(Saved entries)

--------------------

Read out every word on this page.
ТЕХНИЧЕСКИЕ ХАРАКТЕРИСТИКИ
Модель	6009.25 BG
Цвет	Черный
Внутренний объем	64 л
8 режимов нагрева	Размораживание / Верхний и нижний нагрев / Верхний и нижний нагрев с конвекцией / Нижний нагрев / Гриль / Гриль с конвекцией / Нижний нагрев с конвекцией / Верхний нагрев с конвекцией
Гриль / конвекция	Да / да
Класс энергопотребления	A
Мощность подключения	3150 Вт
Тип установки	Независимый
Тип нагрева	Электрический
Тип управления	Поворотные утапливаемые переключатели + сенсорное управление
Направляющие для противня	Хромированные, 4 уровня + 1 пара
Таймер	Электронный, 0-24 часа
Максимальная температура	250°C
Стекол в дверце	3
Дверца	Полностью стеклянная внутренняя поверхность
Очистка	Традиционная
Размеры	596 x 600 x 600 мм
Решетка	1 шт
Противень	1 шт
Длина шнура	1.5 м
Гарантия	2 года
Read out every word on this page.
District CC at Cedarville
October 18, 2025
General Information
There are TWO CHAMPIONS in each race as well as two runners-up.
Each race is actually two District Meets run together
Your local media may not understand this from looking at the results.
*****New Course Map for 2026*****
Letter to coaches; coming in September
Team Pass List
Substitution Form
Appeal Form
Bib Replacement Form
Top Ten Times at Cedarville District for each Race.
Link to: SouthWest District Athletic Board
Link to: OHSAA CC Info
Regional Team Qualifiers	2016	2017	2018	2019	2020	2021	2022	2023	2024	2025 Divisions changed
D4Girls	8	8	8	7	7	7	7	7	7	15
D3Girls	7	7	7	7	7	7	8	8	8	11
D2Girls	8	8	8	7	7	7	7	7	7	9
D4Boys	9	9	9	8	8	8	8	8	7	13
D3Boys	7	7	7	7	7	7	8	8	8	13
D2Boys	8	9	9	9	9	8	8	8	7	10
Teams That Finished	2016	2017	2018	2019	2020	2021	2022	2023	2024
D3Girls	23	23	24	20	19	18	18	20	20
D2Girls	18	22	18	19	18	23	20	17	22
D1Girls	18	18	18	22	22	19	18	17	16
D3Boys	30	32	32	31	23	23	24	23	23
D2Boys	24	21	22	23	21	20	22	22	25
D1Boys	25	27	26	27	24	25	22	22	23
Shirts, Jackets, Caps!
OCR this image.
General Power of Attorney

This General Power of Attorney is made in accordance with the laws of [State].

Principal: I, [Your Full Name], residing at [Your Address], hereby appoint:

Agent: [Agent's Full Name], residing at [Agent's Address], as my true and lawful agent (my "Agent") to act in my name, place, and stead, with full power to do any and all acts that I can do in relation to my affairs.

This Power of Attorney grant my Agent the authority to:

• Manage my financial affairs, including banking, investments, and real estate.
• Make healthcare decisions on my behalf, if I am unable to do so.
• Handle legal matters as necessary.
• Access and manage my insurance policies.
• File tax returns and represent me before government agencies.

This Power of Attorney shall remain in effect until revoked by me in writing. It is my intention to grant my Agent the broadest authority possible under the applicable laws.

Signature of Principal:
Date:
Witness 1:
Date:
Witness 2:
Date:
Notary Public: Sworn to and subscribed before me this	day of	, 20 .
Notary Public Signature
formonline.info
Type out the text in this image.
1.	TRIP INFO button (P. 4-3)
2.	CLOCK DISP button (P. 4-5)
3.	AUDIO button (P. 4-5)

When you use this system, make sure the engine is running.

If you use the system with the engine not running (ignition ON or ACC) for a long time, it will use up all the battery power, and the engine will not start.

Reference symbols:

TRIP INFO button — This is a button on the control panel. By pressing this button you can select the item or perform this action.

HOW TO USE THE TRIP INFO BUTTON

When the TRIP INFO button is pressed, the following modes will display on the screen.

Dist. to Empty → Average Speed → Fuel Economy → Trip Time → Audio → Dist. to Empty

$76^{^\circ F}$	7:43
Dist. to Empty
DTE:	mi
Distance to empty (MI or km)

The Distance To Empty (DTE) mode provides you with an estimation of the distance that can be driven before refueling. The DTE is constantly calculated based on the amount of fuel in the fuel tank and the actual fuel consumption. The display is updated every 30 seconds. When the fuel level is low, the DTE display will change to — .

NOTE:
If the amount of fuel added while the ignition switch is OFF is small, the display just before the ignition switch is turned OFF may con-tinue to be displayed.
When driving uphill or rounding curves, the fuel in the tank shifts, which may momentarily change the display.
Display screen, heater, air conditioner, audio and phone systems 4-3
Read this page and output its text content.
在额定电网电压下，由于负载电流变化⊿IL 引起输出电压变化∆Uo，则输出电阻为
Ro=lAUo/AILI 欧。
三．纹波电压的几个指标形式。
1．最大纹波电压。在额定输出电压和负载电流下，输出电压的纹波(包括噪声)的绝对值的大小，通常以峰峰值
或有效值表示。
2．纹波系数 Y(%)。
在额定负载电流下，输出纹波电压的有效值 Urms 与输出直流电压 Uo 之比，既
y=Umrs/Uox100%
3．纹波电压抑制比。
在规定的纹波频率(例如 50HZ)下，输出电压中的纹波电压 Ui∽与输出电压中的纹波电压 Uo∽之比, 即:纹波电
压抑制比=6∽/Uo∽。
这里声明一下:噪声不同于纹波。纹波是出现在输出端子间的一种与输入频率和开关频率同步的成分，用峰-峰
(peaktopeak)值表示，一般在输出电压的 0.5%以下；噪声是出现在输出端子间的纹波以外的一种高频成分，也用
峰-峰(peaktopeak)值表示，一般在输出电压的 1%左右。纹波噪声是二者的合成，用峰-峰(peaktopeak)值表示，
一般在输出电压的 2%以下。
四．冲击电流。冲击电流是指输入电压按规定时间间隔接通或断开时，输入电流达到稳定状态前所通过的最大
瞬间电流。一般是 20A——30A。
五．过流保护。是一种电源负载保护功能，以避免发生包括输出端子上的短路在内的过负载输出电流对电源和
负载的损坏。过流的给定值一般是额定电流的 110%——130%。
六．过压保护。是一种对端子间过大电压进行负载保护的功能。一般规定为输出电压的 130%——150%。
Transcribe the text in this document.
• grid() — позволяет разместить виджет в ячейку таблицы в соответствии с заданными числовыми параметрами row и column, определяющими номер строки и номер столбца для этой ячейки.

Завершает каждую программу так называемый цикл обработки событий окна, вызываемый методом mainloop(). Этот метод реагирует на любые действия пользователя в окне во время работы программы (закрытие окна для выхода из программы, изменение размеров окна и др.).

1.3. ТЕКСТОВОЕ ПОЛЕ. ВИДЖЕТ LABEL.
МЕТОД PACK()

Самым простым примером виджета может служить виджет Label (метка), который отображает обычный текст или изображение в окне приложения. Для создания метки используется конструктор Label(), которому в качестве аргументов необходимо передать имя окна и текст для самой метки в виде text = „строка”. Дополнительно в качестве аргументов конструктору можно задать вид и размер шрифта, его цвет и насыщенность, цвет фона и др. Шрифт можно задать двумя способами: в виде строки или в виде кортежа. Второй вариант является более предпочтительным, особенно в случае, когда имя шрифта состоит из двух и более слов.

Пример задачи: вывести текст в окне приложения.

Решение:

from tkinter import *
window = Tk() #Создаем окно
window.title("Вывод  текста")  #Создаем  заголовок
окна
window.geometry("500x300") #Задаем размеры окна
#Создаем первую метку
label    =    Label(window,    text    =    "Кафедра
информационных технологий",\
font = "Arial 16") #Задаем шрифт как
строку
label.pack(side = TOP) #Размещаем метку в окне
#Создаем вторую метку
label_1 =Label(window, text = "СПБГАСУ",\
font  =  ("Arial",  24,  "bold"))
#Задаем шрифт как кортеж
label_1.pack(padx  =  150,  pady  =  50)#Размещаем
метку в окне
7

--------------------

WRITTEN INSTRUCTION :: Spot every line that holds "метку" and copy it.

TASK RESULT ::
#Создаем первую метку
label.pack(side = TOP) #Размещаем метку в окне
#Создаем вторую метку
метку в окне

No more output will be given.